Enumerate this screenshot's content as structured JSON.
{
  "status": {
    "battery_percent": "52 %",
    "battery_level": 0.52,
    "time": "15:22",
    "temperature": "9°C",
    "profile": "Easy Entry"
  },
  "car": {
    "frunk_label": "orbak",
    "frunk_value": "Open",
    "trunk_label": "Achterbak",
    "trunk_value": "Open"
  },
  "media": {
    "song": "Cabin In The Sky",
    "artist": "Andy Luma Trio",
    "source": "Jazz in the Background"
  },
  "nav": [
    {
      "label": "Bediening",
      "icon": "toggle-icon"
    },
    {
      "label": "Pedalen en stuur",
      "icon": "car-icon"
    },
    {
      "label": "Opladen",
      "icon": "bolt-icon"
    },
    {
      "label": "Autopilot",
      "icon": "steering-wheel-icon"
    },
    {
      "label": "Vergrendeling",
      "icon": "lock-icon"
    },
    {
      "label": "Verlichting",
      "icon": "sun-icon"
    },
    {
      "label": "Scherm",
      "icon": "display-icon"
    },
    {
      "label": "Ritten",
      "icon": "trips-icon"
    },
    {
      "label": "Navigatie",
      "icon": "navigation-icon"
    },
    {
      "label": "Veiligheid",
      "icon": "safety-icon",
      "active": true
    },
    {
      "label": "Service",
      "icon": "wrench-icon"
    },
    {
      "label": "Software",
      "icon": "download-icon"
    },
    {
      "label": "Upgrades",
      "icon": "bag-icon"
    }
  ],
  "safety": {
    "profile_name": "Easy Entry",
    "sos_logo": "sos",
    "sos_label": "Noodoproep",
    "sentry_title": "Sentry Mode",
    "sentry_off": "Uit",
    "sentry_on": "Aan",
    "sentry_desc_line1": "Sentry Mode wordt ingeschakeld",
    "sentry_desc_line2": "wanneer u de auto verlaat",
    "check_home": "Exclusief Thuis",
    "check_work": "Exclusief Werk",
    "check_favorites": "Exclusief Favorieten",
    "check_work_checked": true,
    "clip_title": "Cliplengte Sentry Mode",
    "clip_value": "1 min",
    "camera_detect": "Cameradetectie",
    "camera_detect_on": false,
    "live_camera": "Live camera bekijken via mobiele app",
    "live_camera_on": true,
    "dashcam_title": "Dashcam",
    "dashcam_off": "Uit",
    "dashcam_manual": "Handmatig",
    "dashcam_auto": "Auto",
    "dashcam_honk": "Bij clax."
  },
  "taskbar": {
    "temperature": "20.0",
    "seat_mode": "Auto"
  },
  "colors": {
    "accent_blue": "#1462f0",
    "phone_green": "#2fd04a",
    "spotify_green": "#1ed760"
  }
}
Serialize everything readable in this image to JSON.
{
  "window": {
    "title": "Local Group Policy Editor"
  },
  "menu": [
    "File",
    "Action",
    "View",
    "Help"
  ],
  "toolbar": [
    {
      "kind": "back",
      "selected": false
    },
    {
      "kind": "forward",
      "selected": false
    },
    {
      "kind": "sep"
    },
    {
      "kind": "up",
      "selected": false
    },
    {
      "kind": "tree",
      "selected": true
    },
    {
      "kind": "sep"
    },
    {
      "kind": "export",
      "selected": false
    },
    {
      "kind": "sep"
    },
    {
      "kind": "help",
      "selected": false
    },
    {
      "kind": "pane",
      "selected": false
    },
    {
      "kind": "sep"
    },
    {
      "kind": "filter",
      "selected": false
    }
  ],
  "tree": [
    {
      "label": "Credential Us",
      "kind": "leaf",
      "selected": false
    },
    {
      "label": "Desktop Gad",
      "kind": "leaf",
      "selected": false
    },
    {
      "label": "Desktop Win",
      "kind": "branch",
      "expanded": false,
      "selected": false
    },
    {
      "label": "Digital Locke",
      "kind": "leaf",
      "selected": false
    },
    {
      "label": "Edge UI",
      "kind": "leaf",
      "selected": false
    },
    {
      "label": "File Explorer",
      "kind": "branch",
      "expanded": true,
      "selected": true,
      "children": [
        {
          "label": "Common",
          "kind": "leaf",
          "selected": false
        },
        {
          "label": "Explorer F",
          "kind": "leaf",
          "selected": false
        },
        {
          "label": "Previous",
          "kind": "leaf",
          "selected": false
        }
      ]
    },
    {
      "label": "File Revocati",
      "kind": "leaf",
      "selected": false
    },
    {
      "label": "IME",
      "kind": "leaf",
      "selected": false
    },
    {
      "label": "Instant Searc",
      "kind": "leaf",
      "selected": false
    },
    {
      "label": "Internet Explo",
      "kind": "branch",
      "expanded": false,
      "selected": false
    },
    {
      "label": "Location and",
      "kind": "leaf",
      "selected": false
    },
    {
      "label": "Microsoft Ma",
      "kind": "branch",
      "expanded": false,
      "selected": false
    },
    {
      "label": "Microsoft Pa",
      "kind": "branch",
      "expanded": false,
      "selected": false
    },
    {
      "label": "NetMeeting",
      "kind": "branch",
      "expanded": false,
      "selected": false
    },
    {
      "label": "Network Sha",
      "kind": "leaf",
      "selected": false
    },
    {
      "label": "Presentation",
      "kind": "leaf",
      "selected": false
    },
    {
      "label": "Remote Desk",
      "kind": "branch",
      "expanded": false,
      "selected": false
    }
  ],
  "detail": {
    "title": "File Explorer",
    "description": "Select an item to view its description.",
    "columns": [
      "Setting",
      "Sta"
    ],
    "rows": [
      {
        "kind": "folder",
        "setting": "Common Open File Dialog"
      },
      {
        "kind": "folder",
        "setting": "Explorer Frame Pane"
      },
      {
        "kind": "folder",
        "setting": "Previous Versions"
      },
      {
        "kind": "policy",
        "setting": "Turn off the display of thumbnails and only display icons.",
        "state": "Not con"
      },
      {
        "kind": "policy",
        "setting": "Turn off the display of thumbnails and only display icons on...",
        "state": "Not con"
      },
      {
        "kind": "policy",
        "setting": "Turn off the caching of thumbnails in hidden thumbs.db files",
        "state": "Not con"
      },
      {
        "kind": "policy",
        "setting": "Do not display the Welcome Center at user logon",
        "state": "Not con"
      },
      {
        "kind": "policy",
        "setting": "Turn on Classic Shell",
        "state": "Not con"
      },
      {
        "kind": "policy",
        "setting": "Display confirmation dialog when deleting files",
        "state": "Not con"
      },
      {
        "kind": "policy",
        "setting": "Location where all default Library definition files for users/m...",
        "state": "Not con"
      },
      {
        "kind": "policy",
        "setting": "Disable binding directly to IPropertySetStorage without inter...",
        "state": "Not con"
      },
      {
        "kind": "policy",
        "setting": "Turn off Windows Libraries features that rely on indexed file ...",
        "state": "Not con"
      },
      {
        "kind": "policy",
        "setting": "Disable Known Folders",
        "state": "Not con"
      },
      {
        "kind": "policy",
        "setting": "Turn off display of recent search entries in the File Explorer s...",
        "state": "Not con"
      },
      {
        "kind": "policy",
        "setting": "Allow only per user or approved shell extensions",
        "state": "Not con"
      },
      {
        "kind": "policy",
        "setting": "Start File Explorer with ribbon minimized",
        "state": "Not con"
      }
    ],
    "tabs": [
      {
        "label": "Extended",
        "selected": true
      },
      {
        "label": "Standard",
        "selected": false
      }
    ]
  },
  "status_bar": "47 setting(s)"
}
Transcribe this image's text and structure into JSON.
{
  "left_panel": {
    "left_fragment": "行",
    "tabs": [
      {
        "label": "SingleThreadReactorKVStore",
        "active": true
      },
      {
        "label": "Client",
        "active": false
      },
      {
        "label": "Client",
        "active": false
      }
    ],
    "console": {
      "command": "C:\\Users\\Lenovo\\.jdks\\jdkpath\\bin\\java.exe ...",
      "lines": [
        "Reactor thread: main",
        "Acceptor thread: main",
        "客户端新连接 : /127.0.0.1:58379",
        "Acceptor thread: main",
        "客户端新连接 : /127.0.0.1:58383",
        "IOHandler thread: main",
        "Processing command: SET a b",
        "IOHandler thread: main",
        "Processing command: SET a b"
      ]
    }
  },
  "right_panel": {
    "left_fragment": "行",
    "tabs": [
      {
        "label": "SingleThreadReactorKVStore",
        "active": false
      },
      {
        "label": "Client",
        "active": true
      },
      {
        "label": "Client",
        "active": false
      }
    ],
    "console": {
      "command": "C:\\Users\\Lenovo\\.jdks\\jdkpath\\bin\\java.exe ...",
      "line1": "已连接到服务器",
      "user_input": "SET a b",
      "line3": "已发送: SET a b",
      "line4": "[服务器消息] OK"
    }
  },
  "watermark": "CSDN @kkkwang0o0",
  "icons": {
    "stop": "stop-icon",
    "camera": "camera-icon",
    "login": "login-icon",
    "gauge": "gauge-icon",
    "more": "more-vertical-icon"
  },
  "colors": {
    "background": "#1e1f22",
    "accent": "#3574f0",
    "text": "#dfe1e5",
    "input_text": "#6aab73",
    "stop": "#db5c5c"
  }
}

──────────────────────────────

→ SET TASK
Repeat only the stretch of lines starting at the one containing "Transcribe this image's" and running to the final line of the entries above.

→ CORRECT RESPONSE
Transcribe this image's text and structure into JSON.
{
  "left_panel": {
    "left_fragment": "行",
    "tabs": [
      {
        "label": "SingleThreadReactorKVStore",
        "active": true
      },
      {
        "label": "Client",
        "active": false
      },
      {
        "label": "Client",
        "active": false
      }
    ],
    "console": {
      "command": "C:\\Users\\Lenovo\\.jdks\\jdkpath\\bin\\java.exe ...",
      "lines": [
        "Reactor thread: main",
        "Acceptor thread: main",
        "客户端新连接 : /127.0.0.1:58379",
        "Acceptor thread: main",
        "客户端新连接 : /127.0.0.1:58383",
        "IOHandler thread: main",
        "Processing command: SET a b",
        "IOHandler thread: main",
        "Processing command: SET a b"
      ]
    }
  },
  "right_panel": {
    "left_fragment": "行",
    "tabs": [
      {
        "label": "SingleThreadReactorKVStore",
        "active": false
      },
      {
        "label": "Client",
        "active": true
      },
      {
        "label": "Client",
        "active": false
      }
    ],
    "console": {
      "command": "C:\\Users\\Lenovo\\.jdks\\jdkpath\\bin\\java.exe ...",
      "line1": "已连接到服务器",
      "user_input": "SET a b",
      "line3": "已发送: SET a b",
      "line4": "[服务器消息] OK"
    }
  },
  "watermark": "CSDN @kkkwang0o0",
  "icons": {
    "stop": "stop-icon",
    "camera": "camera-icon",
    "login": "login-icon",
    "gauge": "gauge-icon",
    "more": "more-vertical-icon"
  },
  "colors": {
    "background": "#1e1f22",
    "accent": "#3574f0",
    "text": "#dfe1e5",
    "input_text": "#6aab73",
    "stop": "#db5c5c"
  }
}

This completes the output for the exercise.